- _Aim of the exercise_:
In the listing below, find every line with the string "name" and pull it out.

Dataset excerpt
###
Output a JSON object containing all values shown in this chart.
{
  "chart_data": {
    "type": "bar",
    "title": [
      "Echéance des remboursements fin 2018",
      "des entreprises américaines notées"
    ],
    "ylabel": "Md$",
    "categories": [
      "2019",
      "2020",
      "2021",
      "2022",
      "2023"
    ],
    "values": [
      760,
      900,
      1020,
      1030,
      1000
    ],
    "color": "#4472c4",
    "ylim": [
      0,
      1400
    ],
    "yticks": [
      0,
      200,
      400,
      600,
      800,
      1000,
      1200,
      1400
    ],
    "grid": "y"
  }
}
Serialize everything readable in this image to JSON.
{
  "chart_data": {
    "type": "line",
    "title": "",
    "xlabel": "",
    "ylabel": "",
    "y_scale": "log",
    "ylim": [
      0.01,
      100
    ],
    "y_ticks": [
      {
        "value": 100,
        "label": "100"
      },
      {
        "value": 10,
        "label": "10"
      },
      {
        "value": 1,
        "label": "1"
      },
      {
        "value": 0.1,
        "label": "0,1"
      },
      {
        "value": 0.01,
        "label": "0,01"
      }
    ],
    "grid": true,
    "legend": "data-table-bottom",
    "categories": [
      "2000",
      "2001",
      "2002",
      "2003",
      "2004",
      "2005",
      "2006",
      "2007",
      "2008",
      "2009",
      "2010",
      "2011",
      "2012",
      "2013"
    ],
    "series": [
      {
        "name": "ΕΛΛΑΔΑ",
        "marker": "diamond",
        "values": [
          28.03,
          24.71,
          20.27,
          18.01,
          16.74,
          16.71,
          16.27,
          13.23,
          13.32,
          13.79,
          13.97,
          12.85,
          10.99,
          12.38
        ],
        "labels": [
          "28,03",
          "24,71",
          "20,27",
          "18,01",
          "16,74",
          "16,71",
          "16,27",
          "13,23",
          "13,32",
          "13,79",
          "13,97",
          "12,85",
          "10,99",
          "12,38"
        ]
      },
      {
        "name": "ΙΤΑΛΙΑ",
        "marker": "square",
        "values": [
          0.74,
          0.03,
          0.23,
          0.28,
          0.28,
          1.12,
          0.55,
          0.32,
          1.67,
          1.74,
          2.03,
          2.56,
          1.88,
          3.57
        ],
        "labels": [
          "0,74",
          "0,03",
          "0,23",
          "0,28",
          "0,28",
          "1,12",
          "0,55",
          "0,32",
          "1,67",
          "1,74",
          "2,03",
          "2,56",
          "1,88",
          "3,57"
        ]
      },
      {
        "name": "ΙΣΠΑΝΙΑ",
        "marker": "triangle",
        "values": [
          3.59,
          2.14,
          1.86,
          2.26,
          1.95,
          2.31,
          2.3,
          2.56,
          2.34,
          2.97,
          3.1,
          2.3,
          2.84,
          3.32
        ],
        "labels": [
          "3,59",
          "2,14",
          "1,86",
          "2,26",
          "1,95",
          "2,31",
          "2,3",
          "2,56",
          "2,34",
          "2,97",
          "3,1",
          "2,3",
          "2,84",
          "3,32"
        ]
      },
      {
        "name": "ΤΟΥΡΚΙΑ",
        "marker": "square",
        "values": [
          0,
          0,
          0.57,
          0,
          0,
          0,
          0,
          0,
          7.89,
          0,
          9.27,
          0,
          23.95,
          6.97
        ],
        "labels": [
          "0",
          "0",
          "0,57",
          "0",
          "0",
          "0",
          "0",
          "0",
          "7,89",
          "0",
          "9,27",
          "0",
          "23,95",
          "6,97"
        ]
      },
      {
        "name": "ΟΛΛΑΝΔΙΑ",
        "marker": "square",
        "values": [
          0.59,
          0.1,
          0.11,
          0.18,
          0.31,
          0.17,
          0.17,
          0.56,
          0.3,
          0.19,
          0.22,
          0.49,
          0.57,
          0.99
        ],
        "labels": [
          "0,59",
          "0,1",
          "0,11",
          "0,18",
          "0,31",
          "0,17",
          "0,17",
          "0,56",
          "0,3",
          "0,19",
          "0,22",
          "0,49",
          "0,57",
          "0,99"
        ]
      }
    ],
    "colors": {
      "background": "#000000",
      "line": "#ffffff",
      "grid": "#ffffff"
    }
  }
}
###
- _Solution for this task_:
        "name": "ΕΛΛΑΔΑ",
        "name": "ΙΤΑΛΙΑ",
        "name": "ΙΣΠΑΝΙΑ",
        "name": "ΤΟΥΡΚΙΑ",
        "name": "ΟΛΛΑΝΔΙΑ",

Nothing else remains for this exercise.